« PREVIOUS ENTRY
Brain-injured woman starts to talk
NEXT ENTRY »
If you could save time in a bottle

When historians look back at the history of video, I predict they’ll regard the evolution of the “pause” button as a weird, aesthetically important moment.
It used to be that freeze-framing a piece of live action was only possible for high-end sportscasters or artistic stop-action photographers. But when the VCR emerged, it gave everyone that ability. Back in the late 80s, the satirical Canadian magazine Frank used to run cartoon strips composed of paused moments from the nightly news. Invariably, they’d capture the newscaster — or a political guest — making one of the incredibly ungainly expressions that flicker across one’s face in the course of normal speech. They’d put sardonic captions beneath it, and presto: A form of political-remix comedy was born. (Well, maybe not “born”; I’m sure someone had done this before.) These days, the freeze-frame-with-witty-caption is de rigeur on comedy web sites and TV shows. Tivo has amped freeze-frame culture up into the stratosphere.

> **PROMPT A**: Transcribe the listing lines starting at the one that contains "page-title: Cart bbox=[29, 159, 76, 184]" and ending at the one that contains "cart-total-label: Cart total", including both.
The pause-button post and the listing have no connection to each other.

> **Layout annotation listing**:

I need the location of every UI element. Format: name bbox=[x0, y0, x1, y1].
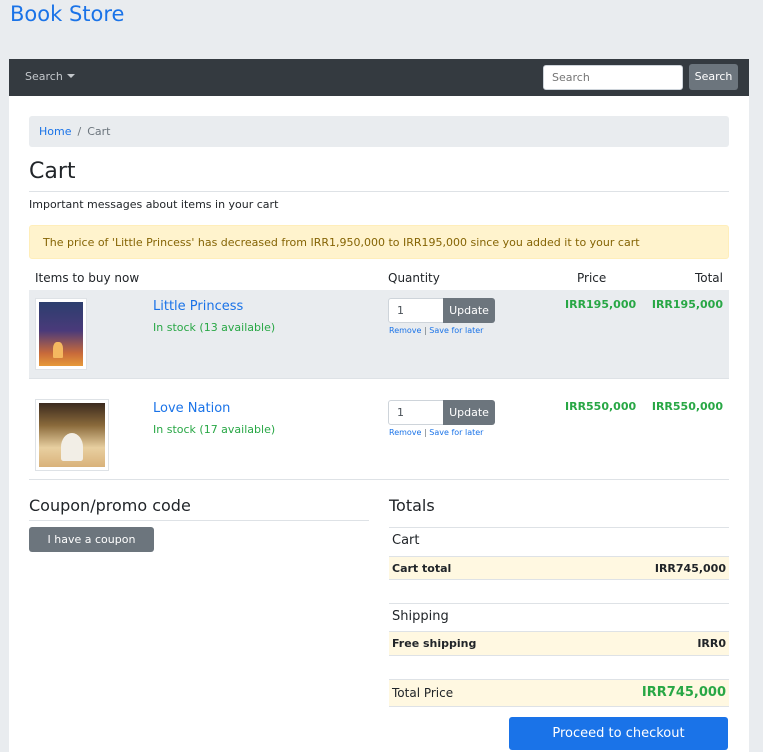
page-title: Cart bbox=[29, 159, 76, 184]
cart-row: Little Princess In stock (13 available) … bbox=[29, 290, 729, 379]
total-price-row: Total Price IRR745,000 bbox=[389, 679, 729, 707]
cart-total-label: Cart total bbox=[392, 562, 452, 575]
cart-total-row: Cart total IRR745,000 bbox=[389, 556, 729, 580]
price-change-alert: The price of 'Little Princess' has decre… bbox=[29, 225, 729, 259]
stock-status: In stock (17 available) bbox=[153, 423, 276, 436]
header-price: Price bbox=[577, 271, 607, 285]
item-total: IRR550,000 bbox=[651, 400, 723, 413]
link-separator: | bbox=[424, 428, 427, 437]
breadcrumb-home-link[interactable]: Home bbox=[39, 125, 71, 138]
save-for-later-link[interactable]: Save for later bbox=[429, 428, 483, 437]
messages-heading: Important messages about items in your c… bbox=[29, 198, 279, 211]
shipping-subheading: Shipping bbox=[389, 603, 729, 631]
chevron-down-icon bbox=[66, 74, 75, 78]
brand-title[interactable]: Book Store bbox=[10, 2, 124, 26]
main-content: Home / Cart Cart Important messages about … bbox=[9, 96, 749, 752]
love-nation-cover bbox=[39, 403, 105, 467]
cart-subheading: Cart bbox=[389, 527, 729, 557]
breadcrumb-current: Cart bbox=[87, 125, 111, 138]
breadcrumb-separator: / bbox=[77, 125, 82, 138]
divider bbox=[29, 191, 729, 192]
item-actions: Remove | Save for later bbox=[389, 326, 483, 335]
remove-link[interactable]: Remove bbox=[389, 428, 421, 437]
breadcrumb: Home / Cart bbox=[29, 116, 729, 147]
item-name-link[interactable]: Little Princess bbox=[153, 299, 243, 314]
item-total: IRR195,000 bbox=[651, 298, 723, 311]
book-cover-image[interactable] bbox=[35, 298, 87, 370]
update-button[interactable]: Update bbox=[443, 298, 495, 323]
update-button[interactable]: Update bbox=[443, 400, 495, 425]
item-price: IRR550,000 bbox=[565, 400, 637, 413]
cart-total-value: IRR745,000 bbox=[654, 562, 726, 575]
search-menu-dropdown[interactable]: Search bbox=[25, 70, 75, 83]
stock-status: In stock (13 available) bbox=[153, 321, 276, 334]
top-navbar: Search Search bbox=[9, 59, 749, 96]
book-cover-image[interactable] bbox=[35, 399, 109, 471]
totals-title: Totals bbox=[389, 496, 435, 515]
cart-row: Love Nation In stock (17 available) 1 Up… bbox=[29, 379, 729, 480]
shipping-value: IRR0 bbox=[697, 637, 726, 650]
search-button[interactable]: Search bbox=[689, 64, 738, 90]
total-price-value: IRR745,000 bbox=[641, 685, 726, 700]
header-total: Total bbox=[694, 271, 723, 285]
header-items: Items to buy now bbox=[35, 271, 140, 285]
quantity-input[interactable]: 1 bbox=[388, 298, 444, 323]
item-price: IRR195,000 bbox=[565, 298, 637, 311]
total-price-label: Total Price bbox=[392, 686, 454, 700]
coupon-title: Coupon/promo code bbox=[29, 496, 191, 515]
quantity-input[interactable]: 1 bbox=[388, 400, 444, 425]
header-quantity: Quantity bbox=[388, 271, 440, 285]
divider bbox=[29, 520, 369, 521]
coupon-button[interactable]: I have a coupon code... bbox=[29, 527, 154, 571]
remove-link[interactable]: Remove bbox=[389, 326, 421, 335]
link-separator: | bbox=[424, 326, 427, 335]
item-actions: Remove | Save for later bbox=[389, 428, 483, 437]
shipping-label: Free shipping bbox=[392, 637, 477, 650]
search-input[interactable] bbox=[543, 65, 683, 90]
little-princess-cover bbox=[39, 302, 83, 366]
shipping-row: Free shipping IRR0 bbox=[389, 631, 729, 656]
save-for-later-link[interactable]: Save for later bbox=[429, 326, 483, 335]
proceed-to-checkout-button[interactable]: Proceed to checkout bbox=[509, 717, 728, 750]
item-name-link[interactable]: Love Nation bbox=[153, 401, 230, 416]
search-menu-label: Search bbox=[25, 70, 63, 83]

> **PROMPT B**: Rewrite the pause-button post starting at "It used to be" and ending at "into the stratosphere.", with "videocassette recorder" in place of "VCR".

> **EXERCISE ANSWER A**:
page-title: Cart bbox=[29, 159, 76, 184]
cart-row: Little Princess In stock (13 available) … bbox=[29, 290, 729, 379]
total-price-row: Total Price IRR745,000 bbox=[389, 679, 729, 707]
cart-total-label: Cart total bbox=[392, 562, 452, 575]

> **EXERCISE ANSWER B**:
It used to be that freeze-framing a piece of live action was only possible for high-end sportscasters or artistic stop-action photographers. But when the videocassette recorder emerged, it gave everyone that ability. Back in the late 80s, the satirical Canadian magazine Frank used to run cartoon strips composed of paused moments from the nightly news. Invariably, they’d capture the newscaster — or a political guest — making one of the incredibly ungainly expressions that flicker across one’s face in the course of normal speech. They’d put sardonic captions beneath it, and presto: A form of political-remix comedy was born. (Well, maybe not “born”; I’m sure someone had done this before.) These days, the freeze-frame-with-witty-caption is de rigeur on comedy web sites and TV shows. Tivo has amped freeze-frame culture up into the stratosphere.